EXERCISE MATERIAL
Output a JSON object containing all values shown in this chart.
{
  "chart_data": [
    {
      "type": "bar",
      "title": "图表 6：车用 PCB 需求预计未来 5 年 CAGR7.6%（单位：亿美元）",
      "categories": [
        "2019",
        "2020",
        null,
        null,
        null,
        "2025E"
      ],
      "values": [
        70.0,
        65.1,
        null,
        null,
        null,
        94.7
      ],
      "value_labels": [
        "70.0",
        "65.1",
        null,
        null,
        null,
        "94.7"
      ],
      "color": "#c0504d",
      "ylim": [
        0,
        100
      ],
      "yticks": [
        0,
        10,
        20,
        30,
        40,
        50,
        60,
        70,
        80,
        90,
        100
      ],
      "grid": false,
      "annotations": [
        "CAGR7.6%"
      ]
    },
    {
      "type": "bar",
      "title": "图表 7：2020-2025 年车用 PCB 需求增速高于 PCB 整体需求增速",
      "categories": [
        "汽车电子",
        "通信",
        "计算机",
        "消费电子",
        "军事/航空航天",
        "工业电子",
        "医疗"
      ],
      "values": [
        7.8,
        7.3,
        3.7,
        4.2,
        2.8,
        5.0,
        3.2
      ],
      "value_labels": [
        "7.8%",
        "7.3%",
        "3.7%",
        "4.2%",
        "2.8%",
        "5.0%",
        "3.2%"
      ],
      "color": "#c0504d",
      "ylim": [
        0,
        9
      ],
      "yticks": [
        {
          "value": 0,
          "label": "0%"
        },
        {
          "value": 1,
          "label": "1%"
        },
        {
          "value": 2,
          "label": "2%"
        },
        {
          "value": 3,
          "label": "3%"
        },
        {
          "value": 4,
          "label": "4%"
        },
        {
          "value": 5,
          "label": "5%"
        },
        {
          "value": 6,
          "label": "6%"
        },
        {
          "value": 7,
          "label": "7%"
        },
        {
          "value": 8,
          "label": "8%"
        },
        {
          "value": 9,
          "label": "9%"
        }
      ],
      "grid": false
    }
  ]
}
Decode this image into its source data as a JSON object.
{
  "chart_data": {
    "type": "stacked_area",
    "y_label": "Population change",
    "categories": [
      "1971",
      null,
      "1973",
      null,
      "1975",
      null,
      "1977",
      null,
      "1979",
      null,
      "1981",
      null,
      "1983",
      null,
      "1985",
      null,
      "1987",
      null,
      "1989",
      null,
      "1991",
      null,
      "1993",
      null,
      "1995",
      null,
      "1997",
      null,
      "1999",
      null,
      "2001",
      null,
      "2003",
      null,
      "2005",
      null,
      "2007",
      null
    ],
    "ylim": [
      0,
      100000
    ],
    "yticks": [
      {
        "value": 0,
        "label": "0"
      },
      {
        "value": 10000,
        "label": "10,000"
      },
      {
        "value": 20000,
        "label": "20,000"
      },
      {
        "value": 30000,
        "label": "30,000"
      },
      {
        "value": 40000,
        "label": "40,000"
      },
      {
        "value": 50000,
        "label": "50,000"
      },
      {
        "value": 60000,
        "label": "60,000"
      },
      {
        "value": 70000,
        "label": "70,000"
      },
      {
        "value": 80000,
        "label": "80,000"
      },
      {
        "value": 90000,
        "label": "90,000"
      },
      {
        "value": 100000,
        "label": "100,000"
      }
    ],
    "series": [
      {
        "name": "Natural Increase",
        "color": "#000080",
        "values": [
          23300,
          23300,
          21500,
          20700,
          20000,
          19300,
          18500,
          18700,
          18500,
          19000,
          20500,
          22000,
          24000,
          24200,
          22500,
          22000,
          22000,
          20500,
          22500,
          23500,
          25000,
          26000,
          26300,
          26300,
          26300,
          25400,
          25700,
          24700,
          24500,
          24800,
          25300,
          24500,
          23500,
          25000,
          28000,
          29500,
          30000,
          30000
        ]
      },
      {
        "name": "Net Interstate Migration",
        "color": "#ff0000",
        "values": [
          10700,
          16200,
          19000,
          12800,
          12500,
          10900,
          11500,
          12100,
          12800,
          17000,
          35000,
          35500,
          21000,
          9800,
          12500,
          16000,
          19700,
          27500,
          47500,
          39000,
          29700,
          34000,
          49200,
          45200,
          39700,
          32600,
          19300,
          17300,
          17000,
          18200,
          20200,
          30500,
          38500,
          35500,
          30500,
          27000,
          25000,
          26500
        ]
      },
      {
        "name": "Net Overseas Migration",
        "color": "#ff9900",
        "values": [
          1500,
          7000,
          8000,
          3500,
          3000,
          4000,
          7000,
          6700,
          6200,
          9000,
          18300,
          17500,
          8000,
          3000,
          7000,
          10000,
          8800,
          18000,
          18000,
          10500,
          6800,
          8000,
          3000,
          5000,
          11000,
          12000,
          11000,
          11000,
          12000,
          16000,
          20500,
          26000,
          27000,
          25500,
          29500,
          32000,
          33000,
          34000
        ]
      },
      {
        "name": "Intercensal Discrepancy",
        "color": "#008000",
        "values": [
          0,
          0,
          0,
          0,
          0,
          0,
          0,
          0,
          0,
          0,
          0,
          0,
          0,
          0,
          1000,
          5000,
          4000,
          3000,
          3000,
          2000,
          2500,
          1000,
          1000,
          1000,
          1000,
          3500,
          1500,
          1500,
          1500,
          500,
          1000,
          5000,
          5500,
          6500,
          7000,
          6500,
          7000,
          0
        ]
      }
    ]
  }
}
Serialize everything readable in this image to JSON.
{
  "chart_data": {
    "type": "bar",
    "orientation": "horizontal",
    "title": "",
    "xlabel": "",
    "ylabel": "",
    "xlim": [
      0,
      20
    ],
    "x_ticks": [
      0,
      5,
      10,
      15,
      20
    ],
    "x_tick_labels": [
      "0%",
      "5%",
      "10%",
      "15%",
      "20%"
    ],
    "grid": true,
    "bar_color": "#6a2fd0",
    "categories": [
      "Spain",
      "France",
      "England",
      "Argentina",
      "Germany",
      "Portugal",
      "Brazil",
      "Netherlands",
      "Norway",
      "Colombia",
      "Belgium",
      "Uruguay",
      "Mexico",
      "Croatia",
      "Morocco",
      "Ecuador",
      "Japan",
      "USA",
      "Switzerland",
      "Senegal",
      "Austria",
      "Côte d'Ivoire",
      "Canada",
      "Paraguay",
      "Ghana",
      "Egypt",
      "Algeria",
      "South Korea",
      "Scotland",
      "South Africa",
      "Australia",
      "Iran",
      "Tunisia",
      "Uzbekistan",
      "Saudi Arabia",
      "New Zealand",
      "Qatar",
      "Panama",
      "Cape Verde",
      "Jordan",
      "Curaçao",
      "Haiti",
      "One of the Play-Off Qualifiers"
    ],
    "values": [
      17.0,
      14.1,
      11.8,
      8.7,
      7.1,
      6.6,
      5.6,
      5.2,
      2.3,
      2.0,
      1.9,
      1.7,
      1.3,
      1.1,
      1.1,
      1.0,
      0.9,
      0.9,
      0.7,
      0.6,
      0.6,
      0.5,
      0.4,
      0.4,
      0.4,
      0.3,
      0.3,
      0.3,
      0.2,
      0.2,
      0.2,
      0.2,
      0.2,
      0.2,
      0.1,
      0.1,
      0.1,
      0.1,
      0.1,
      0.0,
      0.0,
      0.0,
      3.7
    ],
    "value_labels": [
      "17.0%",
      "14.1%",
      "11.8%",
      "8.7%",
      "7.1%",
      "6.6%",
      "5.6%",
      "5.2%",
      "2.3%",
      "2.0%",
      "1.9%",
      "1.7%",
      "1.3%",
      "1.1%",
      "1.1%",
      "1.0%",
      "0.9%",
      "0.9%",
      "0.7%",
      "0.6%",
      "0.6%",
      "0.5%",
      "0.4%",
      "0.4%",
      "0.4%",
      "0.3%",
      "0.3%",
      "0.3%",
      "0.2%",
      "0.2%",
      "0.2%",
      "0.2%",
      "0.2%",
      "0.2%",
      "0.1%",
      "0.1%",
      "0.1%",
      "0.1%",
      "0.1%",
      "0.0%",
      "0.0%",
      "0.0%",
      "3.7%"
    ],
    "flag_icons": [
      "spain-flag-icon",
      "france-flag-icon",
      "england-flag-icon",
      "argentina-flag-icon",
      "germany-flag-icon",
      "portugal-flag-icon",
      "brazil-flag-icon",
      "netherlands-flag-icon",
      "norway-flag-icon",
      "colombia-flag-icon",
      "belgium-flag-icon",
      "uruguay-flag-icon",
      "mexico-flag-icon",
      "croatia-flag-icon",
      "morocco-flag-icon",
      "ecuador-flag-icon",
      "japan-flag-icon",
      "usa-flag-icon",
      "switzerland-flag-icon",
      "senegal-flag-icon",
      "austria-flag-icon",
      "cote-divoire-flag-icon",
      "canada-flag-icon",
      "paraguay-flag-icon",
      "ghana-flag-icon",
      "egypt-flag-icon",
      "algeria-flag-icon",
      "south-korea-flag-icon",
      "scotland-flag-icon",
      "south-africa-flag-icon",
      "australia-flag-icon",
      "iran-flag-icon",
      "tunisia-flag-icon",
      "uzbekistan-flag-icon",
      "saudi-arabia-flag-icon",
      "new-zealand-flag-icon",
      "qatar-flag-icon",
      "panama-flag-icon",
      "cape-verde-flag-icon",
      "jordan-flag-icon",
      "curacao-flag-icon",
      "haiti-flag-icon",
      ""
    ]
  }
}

PROBLEM DESCRIPTION
Look through the data and show every line containing "name".

REPLY
        "name": "Natural Increase",
        "name": "Net Interstate Migration",
        "name": "Net Overseas Migration",
        "name": "Intercensal Discrepancy",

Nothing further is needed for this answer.